— EXCERPTED TEXT —
▽

Study Finds Racial Disparity in Prosecutions
Black
and Hispanic defendants are more likely to be held in jail before trial
and more likely to be offered plea bargains that include a prison
sentence than whites and Asians charged with the same crimes, according
to a two-year study of prosecutions handled by the Manhattan district
attorney’s office.
The study,
by the Vera Institute of Justice, found that race was a significant
factor at nearly every stage of criminal prosecutions in Manhattan, from
setting bail to negotiating a plea deal to sentencing.
But
race was not the sole factor, the study’s authors said. A number of
legal considerations were found to be more important in predicting a
defendant’s fate, among them the seriousness of the charge and the
defendant’s arrest record.
Nicholas Turner, the president of the institute,
said researchers could not determine what caused the unequal treatment.
“It could be implicit bias,” he said. “It could also be race-neutral
policies that end up having a particular disparate effect.”
The Manhattan district attorney, Cyrus R. Vance Jr.,
said he was concerned that racial disparities had cropped up,
especially in the areas of pretrial detention and sentencing. He
promised to move forward with “implicit bias” training for his
assistants to guard against unconscious prejudices in their
decision-making.
“I’m
glad to know the information,” Mr. Vance said in an interview. “It’s
more important that we find out, ask the question and deal directly with
what is uncovered, rather than failing to ask the question at all.”
Funded
by the Justice Department, the study grew out of Mr. Vance’s campaign
promise to determine whether race played a role in the decisions of
prosecutors. In a rare move, his office opened its books to the
institute’s analysts for 2010 and 2011 and gave them unfettered access.
The
study is one of the largest of its kind to be done in the United
States, and its findings echoed what smaller studies had found in places
like Milwaukee. The authors examined 222,542 resolved prosecutions over
two years, scrutinizing data for all misdemeanors and a selection of
felonies, including drug offenses.

△

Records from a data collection
▽

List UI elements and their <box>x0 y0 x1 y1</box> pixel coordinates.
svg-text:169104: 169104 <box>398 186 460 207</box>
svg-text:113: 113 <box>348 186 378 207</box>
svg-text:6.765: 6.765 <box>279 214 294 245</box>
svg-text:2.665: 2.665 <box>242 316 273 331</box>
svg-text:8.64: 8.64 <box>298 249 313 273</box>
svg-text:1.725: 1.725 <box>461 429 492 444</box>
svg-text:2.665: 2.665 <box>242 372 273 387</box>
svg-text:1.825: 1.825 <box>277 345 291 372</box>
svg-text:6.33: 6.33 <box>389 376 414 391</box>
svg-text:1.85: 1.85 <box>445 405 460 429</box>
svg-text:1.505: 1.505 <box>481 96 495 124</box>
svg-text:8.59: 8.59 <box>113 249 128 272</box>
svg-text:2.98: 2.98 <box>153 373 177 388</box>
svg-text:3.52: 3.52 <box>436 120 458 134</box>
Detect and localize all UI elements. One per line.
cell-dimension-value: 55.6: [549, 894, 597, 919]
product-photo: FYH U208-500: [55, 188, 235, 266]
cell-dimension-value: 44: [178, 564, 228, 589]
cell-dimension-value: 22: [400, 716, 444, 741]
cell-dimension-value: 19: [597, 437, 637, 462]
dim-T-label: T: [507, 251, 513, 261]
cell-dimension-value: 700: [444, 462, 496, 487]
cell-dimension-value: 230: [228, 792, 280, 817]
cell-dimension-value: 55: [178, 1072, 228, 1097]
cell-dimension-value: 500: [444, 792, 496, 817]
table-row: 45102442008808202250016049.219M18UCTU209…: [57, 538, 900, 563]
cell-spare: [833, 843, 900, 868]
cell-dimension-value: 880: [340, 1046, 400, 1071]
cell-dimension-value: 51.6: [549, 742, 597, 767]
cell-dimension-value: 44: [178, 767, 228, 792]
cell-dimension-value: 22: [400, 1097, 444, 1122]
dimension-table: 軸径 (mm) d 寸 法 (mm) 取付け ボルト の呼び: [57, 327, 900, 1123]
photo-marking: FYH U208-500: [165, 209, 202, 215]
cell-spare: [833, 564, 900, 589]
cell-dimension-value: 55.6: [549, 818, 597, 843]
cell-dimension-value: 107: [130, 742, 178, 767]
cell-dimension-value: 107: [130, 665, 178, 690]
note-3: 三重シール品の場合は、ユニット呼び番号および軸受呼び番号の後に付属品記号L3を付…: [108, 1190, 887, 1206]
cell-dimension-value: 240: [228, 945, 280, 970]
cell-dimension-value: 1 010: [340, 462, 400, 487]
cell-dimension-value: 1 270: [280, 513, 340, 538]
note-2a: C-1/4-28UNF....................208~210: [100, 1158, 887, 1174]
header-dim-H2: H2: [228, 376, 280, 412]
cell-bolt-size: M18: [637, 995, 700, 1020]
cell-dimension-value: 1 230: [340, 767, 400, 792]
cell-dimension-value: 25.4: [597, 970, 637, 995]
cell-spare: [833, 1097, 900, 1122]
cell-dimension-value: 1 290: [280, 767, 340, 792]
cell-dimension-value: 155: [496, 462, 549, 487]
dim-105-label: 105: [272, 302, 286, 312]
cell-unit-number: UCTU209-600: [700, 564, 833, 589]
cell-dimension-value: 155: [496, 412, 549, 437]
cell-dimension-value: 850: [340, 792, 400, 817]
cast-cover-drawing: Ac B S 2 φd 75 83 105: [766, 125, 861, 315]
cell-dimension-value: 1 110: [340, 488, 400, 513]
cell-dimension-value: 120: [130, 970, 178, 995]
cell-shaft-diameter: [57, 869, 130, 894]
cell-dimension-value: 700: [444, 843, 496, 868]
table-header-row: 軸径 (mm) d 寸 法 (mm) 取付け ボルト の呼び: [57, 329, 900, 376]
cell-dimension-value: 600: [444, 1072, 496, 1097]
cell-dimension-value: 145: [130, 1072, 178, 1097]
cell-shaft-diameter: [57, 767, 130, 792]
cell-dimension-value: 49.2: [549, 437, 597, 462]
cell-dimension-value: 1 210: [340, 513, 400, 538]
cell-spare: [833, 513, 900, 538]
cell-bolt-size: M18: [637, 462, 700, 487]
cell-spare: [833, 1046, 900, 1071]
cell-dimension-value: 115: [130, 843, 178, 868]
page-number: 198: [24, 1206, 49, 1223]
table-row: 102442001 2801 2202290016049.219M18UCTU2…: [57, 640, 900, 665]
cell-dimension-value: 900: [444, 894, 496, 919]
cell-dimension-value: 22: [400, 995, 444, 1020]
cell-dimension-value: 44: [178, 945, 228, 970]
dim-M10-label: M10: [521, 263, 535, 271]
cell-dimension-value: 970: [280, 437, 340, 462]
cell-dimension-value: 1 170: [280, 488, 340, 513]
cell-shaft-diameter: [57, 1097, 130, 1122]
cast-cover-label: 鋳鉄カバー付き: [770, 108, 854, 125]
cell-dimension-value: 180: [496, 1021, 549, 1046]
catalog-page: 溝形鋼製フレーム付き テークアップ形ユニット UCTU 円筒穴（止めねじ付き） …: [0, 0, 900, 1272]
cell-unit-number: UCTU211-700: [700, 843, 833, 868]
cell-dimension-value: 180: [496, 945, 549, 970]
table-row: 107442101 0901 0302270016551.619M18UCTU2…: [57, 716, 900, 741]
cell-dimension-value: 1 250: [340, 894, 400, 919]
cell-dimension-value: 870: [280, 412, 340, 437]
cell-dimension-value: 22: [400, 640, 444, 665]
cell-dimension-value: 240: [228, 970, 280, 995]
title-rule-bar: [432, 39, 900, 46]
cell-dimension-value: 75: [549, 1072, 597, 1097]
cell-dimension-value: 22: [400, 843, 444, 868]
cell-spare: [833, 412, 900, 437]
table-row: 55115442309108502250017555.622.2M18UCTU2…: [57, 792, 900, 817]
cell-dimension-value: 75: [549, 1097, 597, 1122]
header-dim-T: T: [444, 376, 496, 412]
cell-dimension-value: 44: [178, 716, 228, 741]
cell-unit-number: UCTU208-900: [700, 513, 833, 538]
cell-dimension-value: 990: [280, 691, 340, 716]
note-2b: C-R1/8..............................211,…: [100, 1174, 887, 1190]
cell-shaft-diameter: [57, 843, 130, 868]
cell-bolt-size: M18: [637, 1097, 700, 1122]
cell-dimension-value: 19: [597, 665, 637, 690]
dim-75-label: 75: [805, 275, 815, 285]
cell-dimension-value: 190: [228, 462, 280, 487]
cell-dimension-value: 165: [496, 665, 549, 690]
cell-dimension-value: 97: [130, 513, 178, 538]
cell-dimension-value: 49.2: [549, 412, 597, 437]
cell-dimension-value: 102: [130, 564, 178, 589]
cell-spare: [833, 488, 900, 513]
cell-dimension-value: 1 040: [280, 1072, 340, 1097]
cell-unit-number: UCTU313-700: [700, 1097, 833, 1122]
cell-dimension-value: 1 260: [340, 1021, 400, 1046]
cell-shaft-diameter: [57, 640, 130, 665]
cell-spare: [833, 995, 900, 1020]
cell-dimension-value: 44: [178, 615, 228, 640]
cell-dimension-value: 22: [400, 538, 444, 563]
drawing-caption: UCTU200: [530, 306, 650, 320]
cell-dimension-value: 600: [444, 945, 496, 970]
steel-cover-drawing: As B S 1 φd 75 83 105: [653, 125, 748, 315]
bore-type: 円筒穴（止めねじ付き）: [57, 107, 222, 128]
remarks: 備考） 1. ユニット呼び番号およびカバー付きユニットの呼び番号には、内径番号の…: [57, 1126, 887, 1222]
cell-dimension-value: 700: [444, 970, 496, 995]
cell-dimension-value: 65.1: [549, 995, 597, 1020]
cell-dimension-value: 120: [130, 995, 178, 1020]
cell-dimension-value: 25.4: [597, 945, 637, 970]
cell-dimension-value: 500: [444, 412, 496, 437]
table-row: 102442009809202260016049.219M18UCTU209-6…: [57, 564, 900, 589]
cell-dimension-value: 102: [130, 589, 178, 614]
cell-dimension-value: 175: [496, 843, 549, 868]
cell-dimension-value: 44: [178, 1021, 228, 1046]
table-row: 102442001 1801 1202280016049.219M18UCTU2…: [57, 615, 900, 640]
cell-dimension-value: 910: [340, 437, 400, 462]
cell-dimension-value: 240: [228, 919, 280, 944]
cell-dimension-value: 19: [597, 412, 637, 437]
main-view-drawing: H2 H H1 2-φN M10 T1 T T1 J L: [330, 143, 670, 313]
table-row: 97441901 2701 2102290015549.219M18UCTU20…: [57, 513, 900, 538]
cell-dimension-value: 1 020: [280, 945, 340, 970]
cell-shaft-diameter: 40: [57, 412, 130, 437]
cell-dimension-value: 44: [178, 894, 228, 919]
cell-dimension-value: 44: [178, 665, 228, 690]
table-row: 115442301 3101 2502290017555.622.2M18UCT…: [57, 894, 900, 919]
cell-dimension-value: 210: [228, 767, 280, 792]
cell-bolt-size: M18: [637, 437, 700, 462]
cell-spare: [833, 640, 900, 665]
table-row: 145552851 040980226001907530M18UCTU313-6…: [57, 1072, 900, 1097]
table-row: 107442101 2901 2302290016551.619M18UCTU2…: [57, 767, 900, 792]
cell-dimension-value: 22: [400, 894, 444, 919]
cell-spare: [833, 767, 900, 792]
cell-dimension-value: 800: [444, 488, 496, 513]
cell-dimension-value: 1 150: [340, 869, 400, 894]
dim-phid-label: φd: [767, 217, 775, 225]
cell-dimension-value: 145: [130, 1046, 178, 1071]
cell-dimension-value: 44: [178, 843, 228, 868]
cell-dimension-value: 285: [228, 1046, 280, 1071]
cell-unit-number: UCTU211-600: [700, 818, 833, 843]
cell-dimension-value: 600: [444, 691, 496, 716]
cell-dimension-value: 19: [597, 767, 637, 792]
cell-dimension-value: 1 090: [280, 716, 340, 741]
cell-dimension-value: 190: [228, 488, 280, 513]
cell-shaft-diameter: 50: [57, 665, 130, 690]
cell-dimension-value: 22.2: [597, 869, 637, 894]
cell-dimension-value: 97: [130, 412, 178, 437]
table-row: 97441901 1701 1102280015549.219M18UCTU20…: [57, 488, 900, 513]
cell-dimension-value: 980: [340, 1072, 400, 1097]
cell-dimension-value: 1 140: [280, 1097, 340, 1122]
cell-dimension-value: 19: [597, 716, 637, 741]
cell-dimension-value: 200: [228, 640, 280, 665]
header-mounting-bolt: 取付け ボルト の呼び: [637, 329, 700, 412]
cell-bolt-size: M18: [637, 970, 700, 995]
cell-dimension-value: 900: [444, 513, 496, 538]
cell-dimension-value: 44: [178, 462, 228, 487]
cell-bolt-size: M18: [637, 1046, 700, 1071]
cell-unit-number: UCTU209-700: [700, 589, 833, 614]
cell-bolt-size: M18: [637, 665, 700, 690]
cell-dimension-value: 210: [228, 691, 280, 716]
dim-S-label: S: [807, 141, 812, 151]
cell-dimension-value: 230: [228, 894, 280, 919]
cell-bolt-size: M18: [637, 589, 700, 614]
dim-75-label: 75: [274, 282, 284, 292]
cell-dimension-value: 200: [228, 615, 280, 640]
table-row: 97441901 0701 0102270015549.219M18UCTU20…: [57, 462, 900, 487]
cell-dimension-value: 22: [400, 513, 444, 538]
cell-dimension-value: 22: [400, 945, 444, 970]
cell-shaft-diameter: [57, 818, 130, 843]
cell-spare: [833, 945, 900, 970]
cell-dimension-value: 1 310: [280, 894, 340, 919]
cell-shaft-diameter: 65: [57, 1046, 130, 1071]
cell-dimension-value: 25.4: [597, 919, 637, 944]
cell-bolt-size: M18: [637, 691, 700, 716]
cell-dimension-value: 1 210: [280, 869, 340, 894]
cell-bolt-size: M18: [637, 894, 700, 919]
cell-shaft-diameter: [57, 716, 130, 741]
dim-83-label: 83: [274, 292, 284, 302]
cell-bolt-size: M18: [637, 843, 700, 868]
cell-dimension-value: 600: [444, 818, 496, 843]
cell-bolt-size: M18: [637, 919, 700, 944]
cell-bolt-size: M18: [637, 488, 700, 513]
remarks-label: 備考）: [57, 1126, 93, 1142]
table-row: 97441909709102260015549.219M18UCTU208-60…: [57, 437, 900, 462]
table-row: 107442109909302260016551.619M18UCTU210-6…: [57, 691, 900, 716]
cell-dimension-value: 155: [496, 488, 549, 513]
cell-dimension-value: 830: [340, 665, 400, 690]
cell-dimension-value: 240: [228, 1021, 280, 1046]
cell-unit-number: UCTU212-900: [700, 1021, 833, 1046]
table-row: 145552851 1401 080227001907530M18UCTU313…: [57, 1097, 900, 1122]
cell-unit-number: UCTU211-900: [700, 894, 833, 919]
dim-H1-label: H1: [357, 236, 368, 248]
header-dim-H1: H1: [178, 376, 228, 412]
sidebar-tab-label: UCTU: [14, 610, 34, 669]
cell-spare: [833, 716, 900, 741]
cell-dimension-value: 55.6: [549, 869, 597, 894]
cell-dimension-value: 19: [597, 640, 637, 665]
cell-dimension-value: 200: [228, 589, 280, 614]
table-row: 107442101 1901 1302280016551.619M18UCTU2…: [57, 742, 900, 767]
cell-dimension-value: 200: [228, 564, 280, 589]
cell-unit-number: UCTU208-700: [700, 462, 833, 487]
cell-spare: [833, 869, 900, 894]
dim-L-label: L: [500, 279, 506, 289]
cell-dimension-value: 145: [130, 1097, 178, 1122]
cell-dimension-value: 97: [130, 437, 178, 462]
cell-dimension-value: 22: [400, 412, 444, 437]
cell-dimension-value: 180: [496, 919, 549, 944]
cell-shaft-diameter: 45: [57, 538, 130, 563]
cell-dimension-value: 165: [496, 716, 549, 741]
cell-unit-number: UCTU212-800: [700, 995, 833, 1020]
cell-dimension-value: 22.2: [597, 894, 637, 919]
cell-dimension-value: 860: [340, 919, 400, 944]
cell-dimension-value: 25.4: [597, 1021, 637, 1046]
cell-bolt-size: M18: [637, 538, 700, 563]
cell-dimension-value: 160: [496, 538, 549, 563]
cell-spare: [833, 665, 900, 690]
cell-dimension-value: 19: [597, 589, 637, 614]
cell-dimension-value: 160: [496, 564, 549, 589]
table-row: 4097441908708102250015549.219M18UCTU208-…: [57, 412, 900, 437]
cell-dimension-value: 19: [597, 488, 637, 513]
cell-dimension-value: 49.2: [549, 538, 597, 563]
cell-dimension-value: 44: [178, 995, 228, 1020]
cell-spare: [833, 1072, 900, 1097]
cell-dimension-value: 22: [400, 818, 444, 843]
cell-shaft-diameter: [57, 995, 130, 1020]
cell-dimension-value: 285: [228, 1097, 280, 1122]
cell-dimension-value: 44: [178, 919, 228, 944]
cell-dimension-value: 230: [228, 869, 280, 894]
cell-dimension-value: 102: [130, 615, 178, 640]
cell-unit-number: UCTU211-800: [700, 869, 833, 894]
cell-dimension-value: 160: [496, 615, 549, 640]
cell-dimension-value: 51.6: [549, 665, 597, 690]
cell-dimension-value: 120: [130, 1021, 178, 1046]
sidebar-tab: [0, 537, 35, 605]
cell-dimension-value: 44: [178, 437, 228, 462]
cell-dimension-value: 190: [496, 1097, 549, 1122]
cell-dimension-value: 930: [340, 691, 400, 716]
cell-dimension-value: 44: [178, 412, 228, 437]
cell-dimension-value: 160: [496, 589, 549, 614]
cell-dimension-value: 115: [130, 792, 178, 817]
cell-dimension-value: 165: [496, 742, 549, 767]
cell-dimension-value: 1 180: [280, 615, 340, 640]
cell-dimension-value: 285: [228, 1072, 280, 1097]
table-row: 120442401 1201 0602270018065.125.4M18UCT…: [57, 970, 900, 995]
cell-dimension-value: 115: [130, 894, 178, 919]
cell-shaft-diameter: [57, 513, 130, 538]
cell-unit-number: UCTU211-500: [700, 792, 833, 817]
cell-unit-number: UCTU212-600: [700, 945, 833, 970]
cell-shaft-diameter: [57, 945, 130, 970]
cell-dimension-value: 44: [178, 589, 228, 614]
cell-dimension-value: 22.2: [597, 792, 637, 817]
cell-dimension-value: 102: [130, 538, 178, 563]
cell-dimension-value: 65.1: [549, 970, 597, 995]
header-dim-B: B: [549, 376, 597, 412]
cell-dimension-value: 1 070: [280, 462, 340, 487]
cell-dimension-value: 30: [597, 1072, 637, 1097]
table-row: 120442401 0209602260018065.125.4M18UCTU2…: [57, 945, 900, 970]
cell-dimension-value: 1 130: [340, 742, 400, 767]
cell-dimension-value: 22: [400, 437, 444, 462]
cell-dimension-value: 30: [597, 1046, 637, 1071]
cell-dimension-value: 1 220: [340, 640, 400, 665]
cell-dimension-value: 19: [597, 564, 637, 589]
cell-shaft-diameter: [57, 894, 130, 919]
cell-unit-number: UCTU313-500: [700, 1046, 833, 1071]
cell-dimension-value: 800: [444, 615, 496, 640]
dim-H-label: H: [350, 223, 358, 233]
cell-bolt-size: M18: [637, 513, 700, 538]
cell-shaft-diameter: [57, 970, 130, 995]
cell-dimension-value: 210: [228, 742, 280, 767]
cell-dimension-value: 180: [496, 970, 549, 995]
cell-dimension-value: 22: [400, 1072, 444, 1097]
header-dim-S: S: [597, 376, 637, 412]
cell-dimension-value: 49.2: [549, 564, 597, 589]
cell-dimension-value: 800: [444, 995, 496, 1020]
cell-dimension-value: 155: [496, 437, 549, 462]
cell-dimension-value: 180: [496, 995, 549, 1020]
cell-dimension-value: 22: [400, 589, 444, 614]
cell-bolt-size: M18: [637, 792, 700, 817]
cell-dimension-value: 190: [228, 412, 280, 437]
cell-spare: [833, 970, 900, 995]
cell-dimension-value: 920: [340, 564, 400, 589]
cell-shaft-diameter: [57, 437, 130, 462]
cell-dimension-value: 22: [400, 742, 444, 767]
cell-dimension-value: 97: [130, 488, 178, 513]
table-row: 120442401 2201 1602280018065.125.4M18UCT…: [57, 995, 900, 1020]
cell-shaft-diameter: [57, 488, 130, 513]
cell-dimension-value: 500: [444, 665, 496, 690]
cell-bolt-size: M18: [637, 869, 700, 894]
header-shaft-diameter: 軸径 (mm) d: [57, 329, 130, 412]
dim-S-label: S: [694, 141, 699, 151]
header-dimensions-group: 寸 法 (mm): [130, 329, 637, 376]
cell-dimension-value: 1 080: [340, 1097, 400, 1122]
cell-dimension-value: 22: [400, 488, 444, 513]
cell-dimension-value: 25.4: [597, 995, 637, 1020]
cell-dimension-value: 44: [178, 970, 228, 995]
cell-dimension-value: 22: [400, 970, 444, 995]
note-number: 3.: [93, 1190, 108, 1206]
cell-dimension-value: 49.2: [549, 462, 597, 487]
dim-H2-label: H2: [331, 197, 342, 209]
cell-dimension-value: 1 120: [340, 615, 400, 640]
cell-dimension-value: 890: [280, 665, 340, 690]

△

— WRITTEN PROBLEM 1 —
In the article on racial disparity in Manhattan prosecutions, retype the passage from "Study Finds Racial" up to and including "deal to sentencing.".
— WRITTEN PROBLEM 2 —
Condense the paragraph beginning "The study is one of the largest" from the article on racial disparity in Manhattan prosecutions, keeping its main facts.

— WORKED SOLUTION 1 —
Study Finds Racial Disparity in Prosecutions
Black
and Hispanic defendants are more likely to be held in jail before trial
and more likely to be offered plea bargains that include a prison
sentence than whites and Asians charged with the same crimes, according
to a two-year study of prosecutions handled by the Manhattan district
attorney’s office.
The study,
by the Vera Institute of Justice, found that race was a significant
factor at nearly every stage of criminal prosecutions in Manhattan, from
setting bail to negotiating a plea deal to sentencing.

— WORKED SOLUTION 2 —
Among the largest U.S. studies of its kind, it echoed smaller studies in places like Milwaukee. It examined 222,542 resolved prosecutions over two years, covering all misdemeanors and a selection of felonies, including drug offenses.